### WRITTEN REQUEST:
Please return each entry below line for line, without changing anything, and leave the picture lines out of your answer.

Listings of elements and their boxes
----

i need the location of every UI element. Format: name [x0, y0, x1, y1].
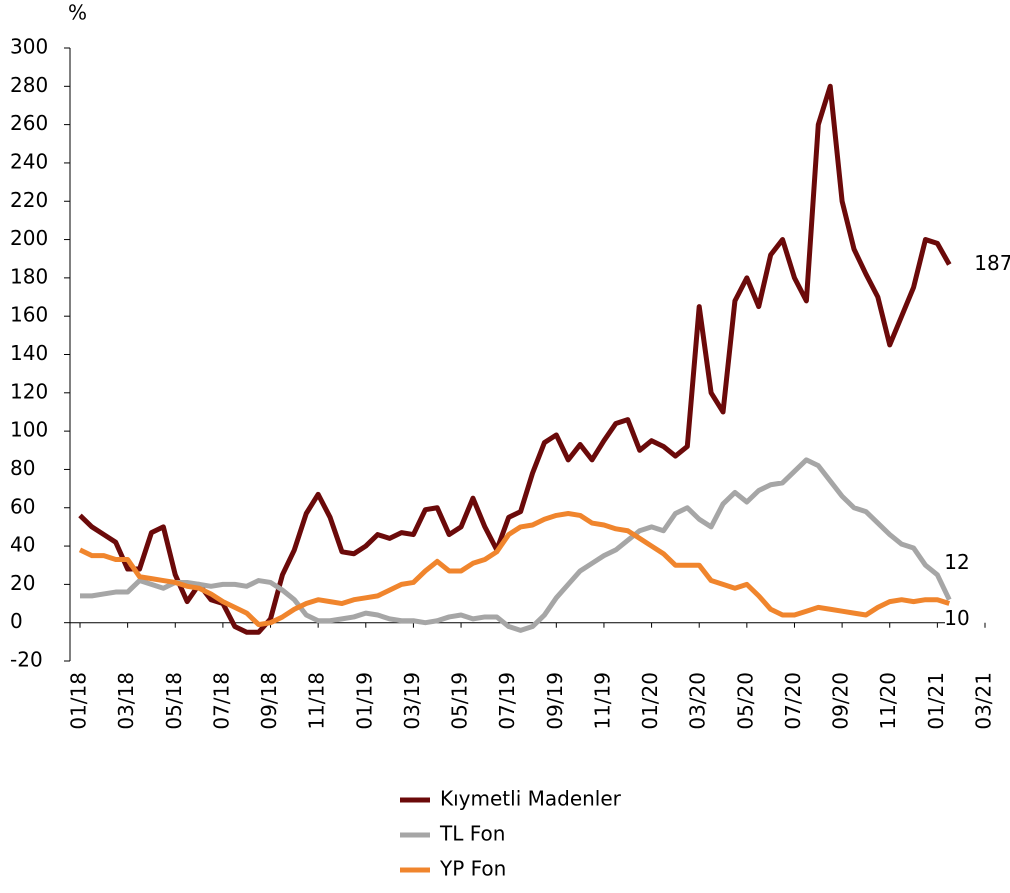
x-tick-label: 03/21 — [972, 672, 996, 730]
x-tick-label: 11/20 — [876, 672, 900, 730]
x-tick-label: 03/20 — [686, 672, 710, 730]
x-tick-label: 01/19 — [352, 672, 376, 730]
y-tick-label: 200 — [10, 226, 48, 250]
y-tick-label: 300 — [10, 35, 48, 59]
x-tick-label: 03/18 — [114, 672, 138, 730]
x-tick-label: 07/20 — [781, 672, 805, 730]
y-tick-label: 260 — [10, 111, 48, 135]
x-tick-label: 11/18 — [305, 672, 329, 730]
legend-label: YP Fon — [439, 857, 506, 881]
end-label: 12 — [944, 550, 969, 574]
y-tick-label: -20 — [10, 648, 43, 672]
y-tick-label: 120 — [10, 379, 48, 403]
x-tick-label: 09/19 — [543, 672, 567, 730]
series-line — [80, 457, 952, 633]
x-tick-label: 07/18 — [209, 672, 233, 730]
series-line — [78, 510, 951, 628]
x-tick-label: 05/19 — [448, 672, 472, 730]
x-tick-label: 01/20 — [638, 672, 662, 730]
x-tick-label: 03/19 — [400, 672, 424, 730]
end-label: 10 — [944, 606, 969, 630]
x-tick-label: 05/18 — [162, 672, 186, 730]
y-tick-label: 40 — [10, 533, 35, 557]
end-label: 187 — [974, 251, 1010, 275]
legend-label: TL Fon — [439, 822, 505, 846]
y-tick-label: 100 — [10, 418, 48, 442]
x-tick-label: 05/20 — [733, 672, 757, 730]
y-tick-label: 240 — [10, 149, 48, 173]
y-tick-label: 280 — [10, 73, 48, 97]
x-tick-label: 01/21 — [924, 672, 948, 730]
legend-label: Kıymetli Madenler — [440, 787, 622, 811]
y-tick-label: 0 — [10, 609, 23, 633]
x-tick-label: 09/20 — [829, 672, 853, 730]
x-tick-label: 01/18 — [67, 672, 91, 730]
y-tick-label: 60 — [10, 494, 35, 518]
y-tick-label: 180 — [10, 264, 48, 288]
y-axis-label: % — [68, 1, 87, 25]
x-tick-label: 07/19 — [495, 672, 519, 730]
x-tick-label: 11/19 — [590, 672, 614, 730]
y-tick-label: 160 — [10, 303, 48, 327]
y-tick-label: 220 — [10, 188, 48, 212]
y-tick-label: 20 — [10, 571, 35, 595]
series-line — [78, 83, 952, 635]
y-tick-label: 140 — [10, 341, 48, 365]
x-tick-label: 09/18 — [257, 672, 281, 730]
y-tick-label: 80 — [10, 456, 35, 480]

----

### ANSWER BELOW:
i need the location of every UI element. Format: name [x0, y0, x1, y1].
x-tick-label: 03/21 — [972, 672, 996, 730]
x-tick-label: 11/20 — [876, 672, 900, 730]
x-tick-label: 03/20 — [686, 672, 710, 730]
x-tick-label: 01/19 — [352, 672, 376, 730]
y-tick-label: 200 — [10, 226, 48, 250]
y-tick-label: 300 — [10, 35, 48, 59]
x-tick-label: 03/18 — [114, 672, 138, 730]
x-tick-label: 07/20 — [781, 672, 805, 730]
y-tick-label: 260 — [10, 111, 48, 135]
x-tick-label: 11/18 — [305, 672, 329, 730]
legend-label: YP Fon — [439, 857, 506, 881]
end-label: 12 — [944, 550, 969, 574]
y-tick-label: -20 — [10, 648, 43, 672]
y-tick-label: 120 — [10, 379, 48, 403]
x-tick-label: 09/19 — [543, 672, 567, 730]
series-line — [80, 457, 952, 633]
x-tick-label: 07/18 — [209, 672, 233, 730]
series-line — [78, 510, 951, 628]
x-tick-label: 05/19 — [448, 672, 472, 730]
x-tick-label: 01/20 — [638, 672, 662, 730]
x-tick-label: 03/19 — [400, 672, 424, 730]
end-label: 10 — [944, 606, 969, 630]
x-tick-label: 05/18 — [162, 672, 186, 730]
y-tick-label: 40 — [10, 533, 35, 557]
end-label: 187 — [974, 251, 1010, 275]
legend-label: TL Fon — [439, 822, 505, 846]
y-tick-label: 100 — [10, 418, 48, 442]
x-tick-label: 05/20 — [733, 672, 757, 730]
y-tick-label: 240 — [10, 149, 48, 173]
y-tick-label: 280 — [10, 73, 48, 97]
x-tick-label: 01/21 — [924, 672, 948, 730]
legend-label: Kıymetli Madenler — [440, 787, 622, 811]
y-tick-label: 0 — [10, 609, 23, 633]
x-tick-label: 09/20 — [829, 672, 853, 730]
x-tick-label: 01/18 — [67, 672, 91, 730]
y-tick-label: 60 — [10, 494, 35, 518]
y-tick-label: 180 — [10, 264, 48, 288]
y-axis-label: % — [68, 1, 87, 25]
x-tick-label: 07/19 — [495, 672, 519, 730]
x-tick-label: 11/19 — [590, 672, 614, 730]
y-tick-label: 160 — [10, 303, 48, 327]
y-tick-label: 220 — [10, 188, 48, 212]
y-tick-label: 20 — [10, 571, 35, 595]
series-line — [78, 83, 952, 635]
y-tick-label: 140 — [10, 341, 48, 365]
x-tick-label: 09/18 — [257, 672, 281, 730]
y-tick-label: 80 — [10, 456, 35, 480]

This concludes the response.